**Assigned task**
With the pictures omitted, write out the entries that follow exactly as they stand.

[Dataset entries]
=== Section Start ===

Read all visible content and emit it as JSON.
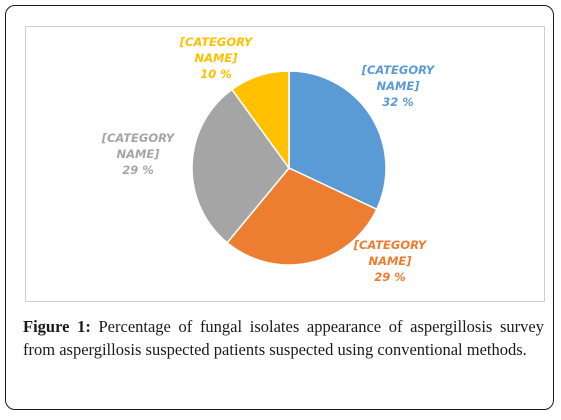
{
  "chart_data": {
    "type": "pie",
    "slices": [
      {
        "label": "[CATEGORY NAME]",
        "value": 32,
        "value_label": "32 %",
        "color": "#5b9bd5"
      },
      {
        "label": "[CATEGORY NAME]",
        "value": 29,
        "value_label": "29 %",
        "color": "#ed7d31"
      },
      {
        "label": "[CATEGORY NAME]",
        "value": 29,
        "value_label": "29 %",
        "color": "#a5a5a5"
      },
      {
        "label": "[CATEGORY NAME]",
        "value": 10,
        "value_label": "10 %",
        "color": "#ffc000"
      }
    ]
  },
  "caption": {
    "label": "Figure 1:",
    "text": " Percentage of fungal isolates appearance of aspergillosis survey from aspergillosis suspected patients suspected using conventional methods."
  }
}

=== Section End ===

**The completed task**
Read all visible content and emit it as JSON.
{
  "chart_data": {
    "type": "pie",
    "slices": [
      {
        "label": "[CATEGORY NAME]",
        "value": 32,
        "value_label": "32 %",
        "color": "#5b9bd5"
      },
      {
        "label": "[CATEGORY NAME]",
        "value": 29,
        "value_label": "29 %",
        "color": "#ed7d31"
      },
      {
        "label": "[CATEGORY NAME]",
        "value": 29,
        "value_label": "29 %",
        "color": "#a5a5a5"
      },
      {
        "label": "[CATEGORY NAME]",
        "value": 10,
        "value_label": "10 %",
        "color": "#ffc000"
      }
    ]
  },
  "caption": {
    "label": "Figure 1:",
    "text": " Percentage of fungal isolates appearance of aspergillosis survey from aspergillosis suspected patients suspected using conventional methods."
  }
}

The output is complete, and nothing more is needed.